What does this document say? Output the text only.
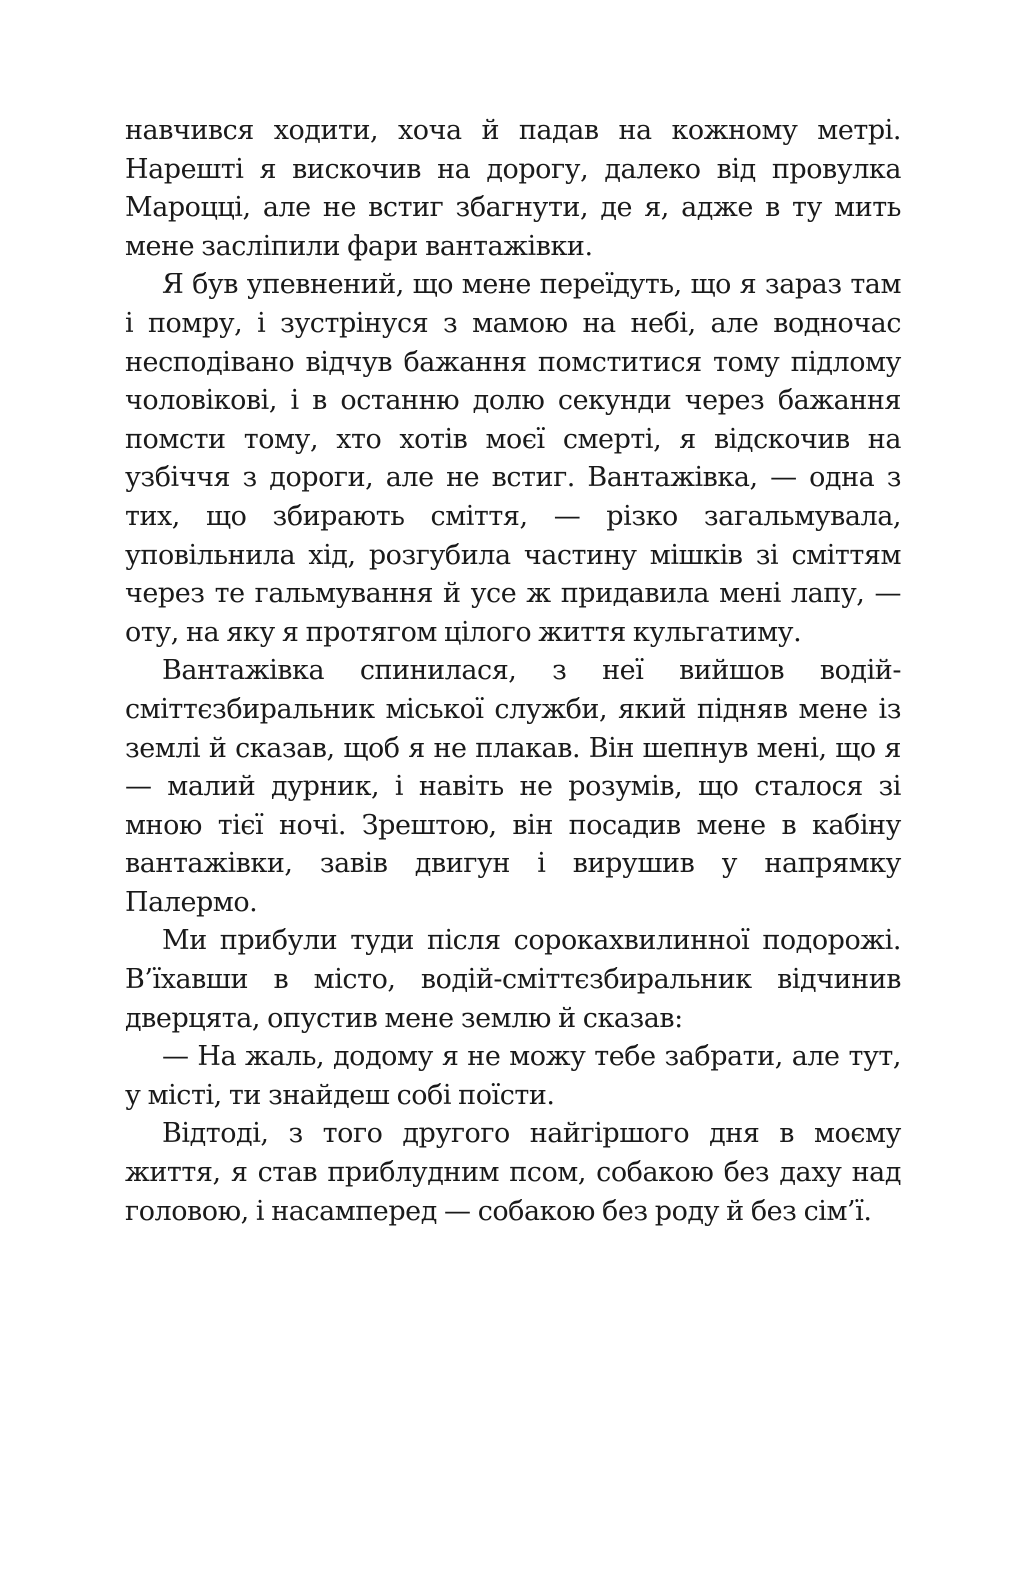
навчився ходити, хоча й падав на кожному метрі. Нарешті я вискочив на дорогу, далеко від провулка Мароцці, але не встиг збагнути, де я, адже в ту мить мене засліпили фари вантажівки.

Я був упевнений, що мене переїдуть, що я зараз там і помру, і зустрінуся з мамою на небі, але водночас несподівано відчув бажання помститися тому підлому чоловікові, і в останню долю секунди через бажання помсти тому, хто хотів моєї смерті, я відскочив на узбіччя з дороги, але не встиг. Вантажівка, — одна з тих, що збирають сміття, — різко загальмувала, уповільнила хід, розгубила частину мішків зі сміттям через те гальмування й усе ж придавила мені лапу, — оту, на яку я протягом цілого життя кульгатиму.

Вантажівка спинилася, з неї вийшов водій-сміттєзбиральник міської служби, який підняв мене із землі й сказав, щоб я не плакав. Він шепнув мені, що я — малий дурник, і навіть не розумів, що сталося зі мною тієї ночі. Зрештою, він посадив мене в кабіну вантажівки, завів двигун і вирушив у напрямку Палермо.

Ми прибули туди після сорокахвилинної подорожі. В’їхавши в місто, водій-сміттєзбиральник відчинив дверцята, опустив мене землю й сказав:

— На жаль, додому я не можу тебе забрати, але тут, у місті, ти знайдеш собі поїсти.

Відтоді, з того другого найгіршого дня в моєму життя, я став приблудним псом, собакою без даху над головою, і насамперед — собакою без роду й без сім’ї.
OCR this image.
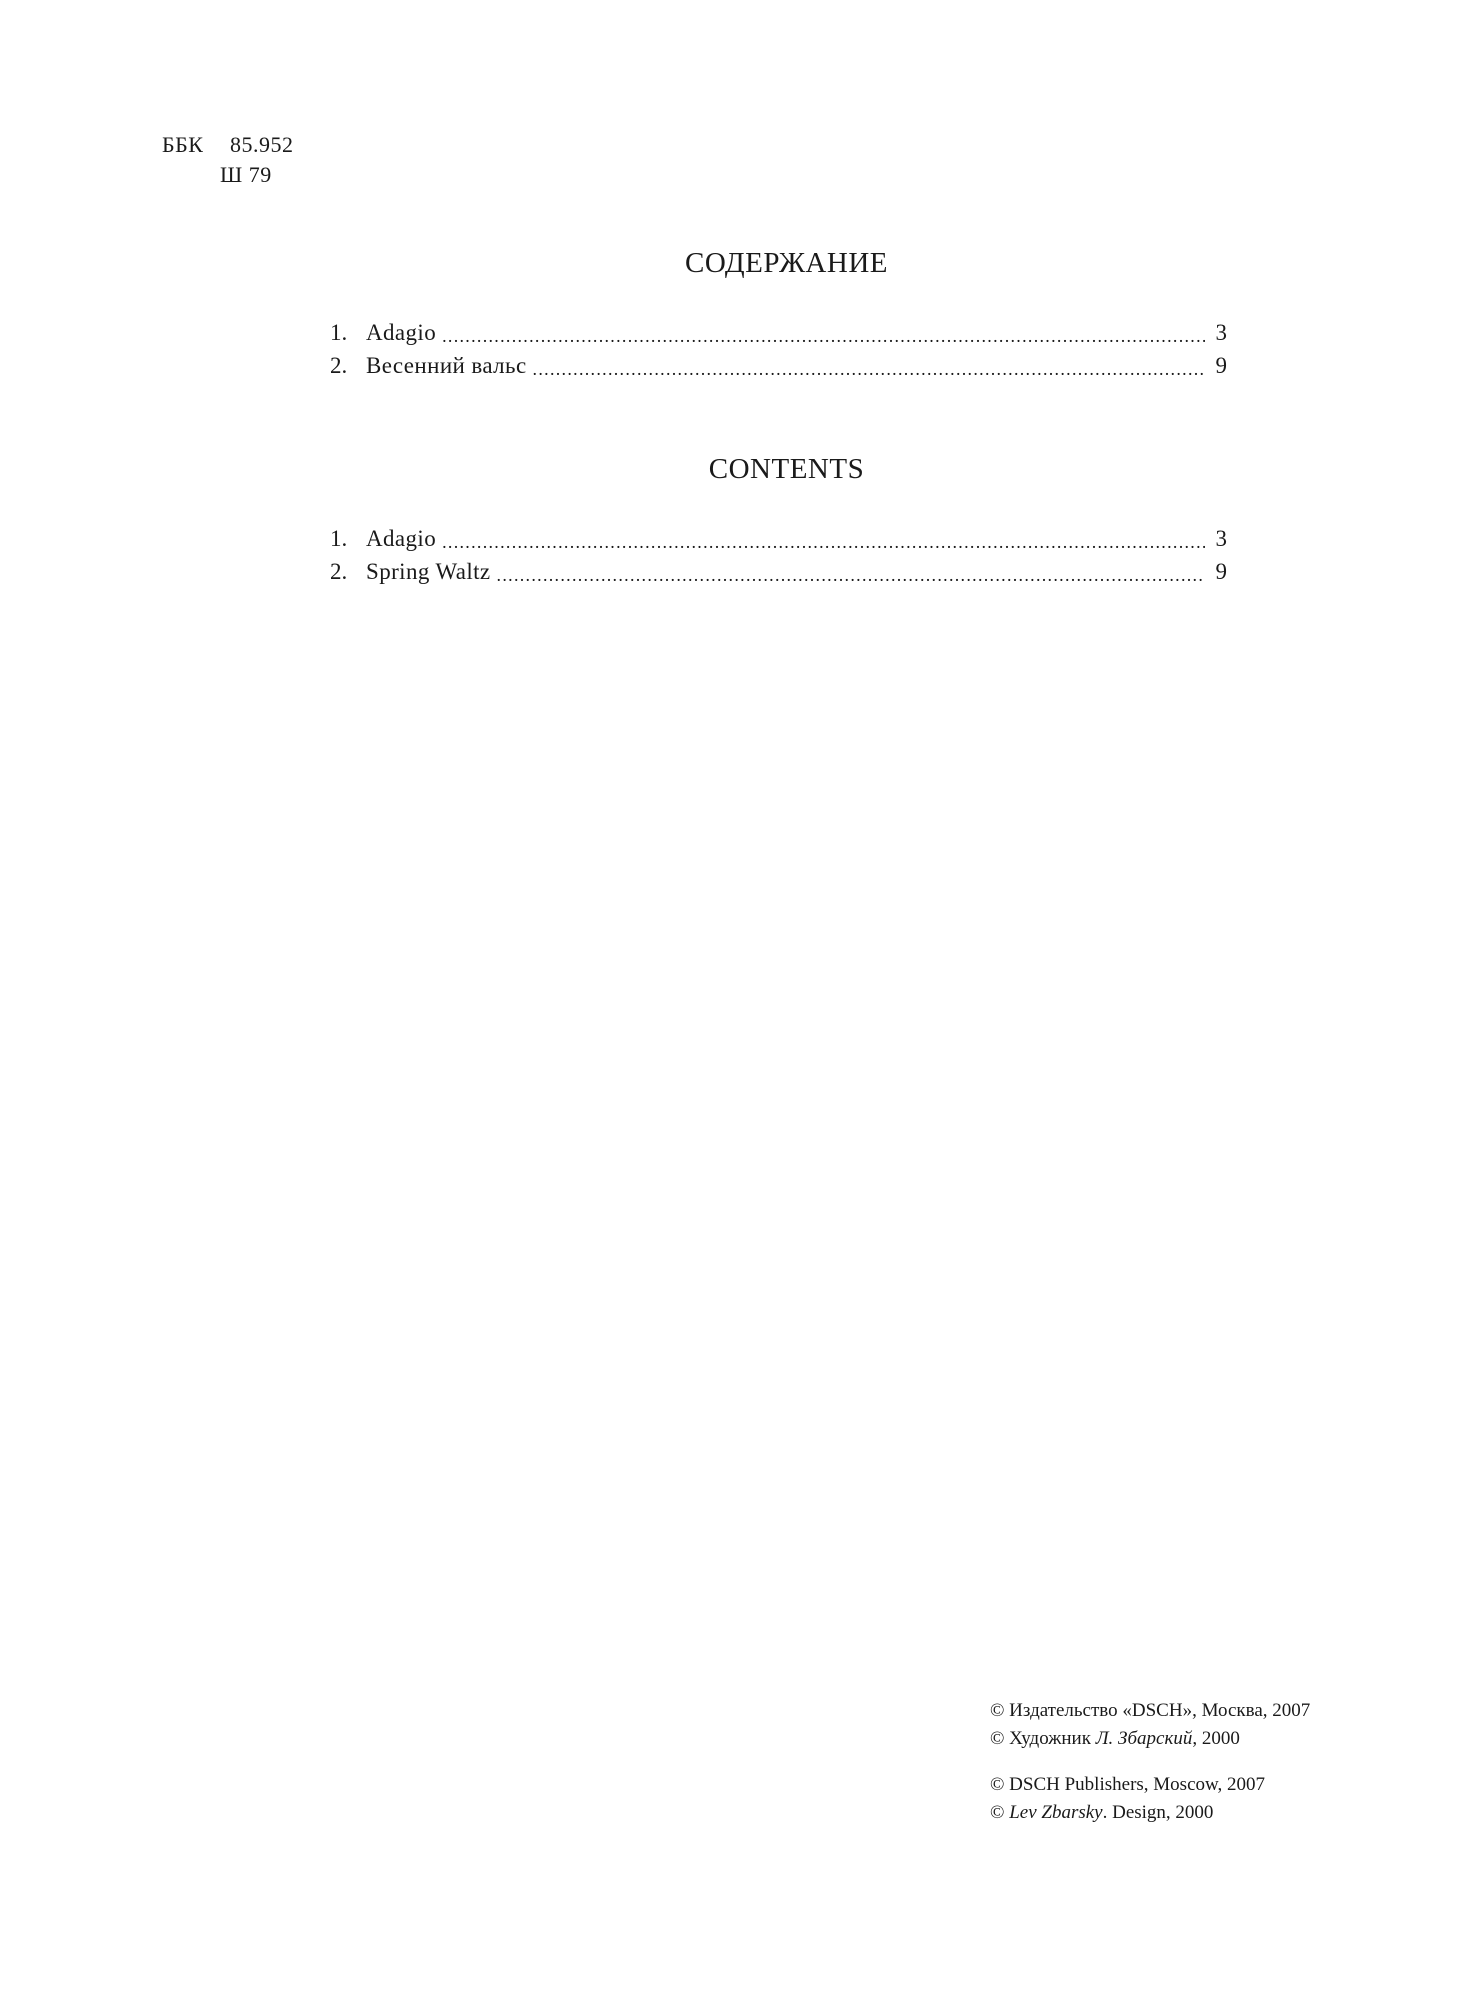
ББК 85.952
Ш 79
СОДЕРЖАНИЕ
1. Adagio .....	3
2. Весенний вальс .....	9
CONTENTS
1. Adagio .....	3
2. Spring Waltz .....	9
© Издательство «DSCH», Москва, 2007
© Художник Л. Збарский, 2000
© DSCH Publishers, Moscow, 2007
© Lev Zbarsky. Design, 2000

TASK: From the records given above, reproduce all text exactly and exclude each picture.

FINAL ANSWER:
What does this document say? Output the text only.
навчився ходити, хоча й падав на кожному метрі. Нарешті я вискочив на дорогу, далеко від провулка Мароцці, але не встиг збагнути, де я, адже в ту мить мене засліпили фари вантажівки.

Я був упевнений, що мене переїдуть, що я зараз там і помру, і зустрінуся з мамою на небі, але водночас несподівано відчув бажання помститися тому підлому чоловікові, і в останню долю секунди через бажання помсти тому, хто хотів моєї смерті, я відскочив на узбіччя з дороги, але не встиг. Вантажівка, — одна з тих, що збирають сміття, — різко загальмувала, уповільнила хід, розгубила частину мішків зі сміттям через те гальмування й усе ж придавила мені лапу, — оту, на яку я протягом цілого життя кульгатиму.

Вантажівка спинилася, з неї вийшов водій-сміттєзбиральник міської служби, який підняв мене із землі й сказав, щоб я не плакав. Він шепнув мені, що я — малий дурник, і навіть не розумів, що сталося зі мною тієї ночі. Зрештою, він посадив мене в кабіну вантажівки, завів двигун і вирушив у напрямку Палермо.

Ми прибули туди після сорокахвилинної подорожі. В’їхавши в місто, водій-сміттєзбиральник відчинив дверцята, опустив мене землю й сказав:

— На жаль, додому я не можу тебе забрати, але тут, у місті, ти знайдеш собі поїсти.

Відтоді, з того другого найгіршого дня в моєму життя, я став приблудним псом, собакою без даху над головою, і насамперед — собакою без роду й без сім’ї.
OCR this image.
ББК 85.952
Ш 79
СОДЕРЖАНИЕ
1. Adagio .....	3
2. Весенний вальс .....	9
CONTENTS
1. Adagio .....	3
2. Spring Waltz .....	9
© Издательство «DSCH», Москва, 2007
© Художник Л. Збарский, 2000
© DSCH Publishers, Moscow, 2007
© Lev Zbarsky. Design, 2000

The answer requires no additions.